## Required work:
All of the entries must be reproduced exactly, with no images carried over.

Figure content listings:
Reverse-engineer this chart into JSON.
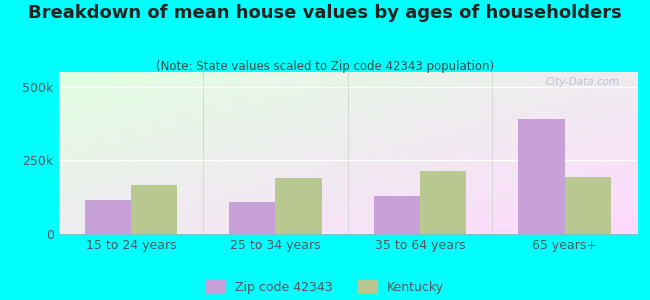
{
  "title": "Breakdown of mean house values by ages of householders",
  "subtitle": "(Note: State values scaled to Zip code 42343 population)",
  "categories": [
    "15 to 24 years",
    "25 to 34 years",
    "35 to 64 years",
    "65 years+"
  ],
  "zip_values": [
    115000,
    110000,
    130000,
    390000
  ],
  "state_values": [
    165000,
    190000,
    215000,
    195000
  ],
  "zip_color": "#c8a0d8",
  "state_color": "#b8c890",
  "zip_label": "Zip code 42343",
  "state_label": "Kentucky",
  "ylim": [
    0,
    550000
  ],
  "yticks": [
    0,
    250000,
    500000
  ],
  "ytick_labels": [
    "0",
    "250k",
    "500k"
  ],
  "background_color": "#00ffff",
  "bar_width": 0.32,
  "watermark": "City-Data.com",
  "title_fontsize": 13,
  "subtitle_fontsize": 8.5,
  "legend_fontsize": 9,
  "tick_fontsize": 9,
  "title_color": "#222222",
  "subtitle_color": "#444444",
  "tick_color": "#555555"
}
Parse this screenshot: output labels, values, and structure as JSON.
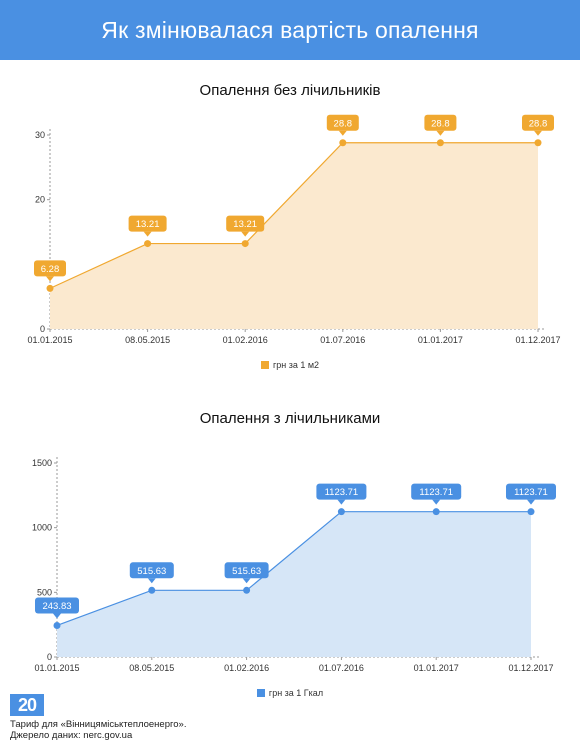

## Task solution:
Reverse-engineer this chart into JSON.
{
  "title": "Breakdown of mean house values by ages of householders",
  "subtitle": "(Note: State values scaled to Zip code 42343 population)",
  "categories": [
    "15 to 24 years",
    "25 to 34 years",
    "35 to 64 years",
    "65 years+"
  ],
  "zip_values": [
    115000,
    110000,
    130000,
    390000
  ],
  "state_values": [
    165000,
    190000,
    215000,
    195000
  ],
  "zip_color": "#c8a0d8",
  "state_color": "#b8c890",
  "zip_label": "Zip code 42343",
  "state_label": "Kentucky",
  "ylim": [
    0,
    550000
  ],
  "yticks": [
    0,
    250000,
    500000
  ],
  "ytick_labels": [
    "0",
    "250k",
    "500k"
  ],
  "background_color": "#00ffff",
  "bar_width": 0.32,
  "watermark": "City-Data.com",
  "title_fontsize": 13,
  "subtitle_fontsize": 8.5,
  "legend_fontsize": 9,
  "tick_fontsize": 9,
  "title_color": "#222222",
  "subtitle_color": "#444444",
  "tick_color": "#555555"
}
Parse this screenshot: output labels, values, and structure as JSON.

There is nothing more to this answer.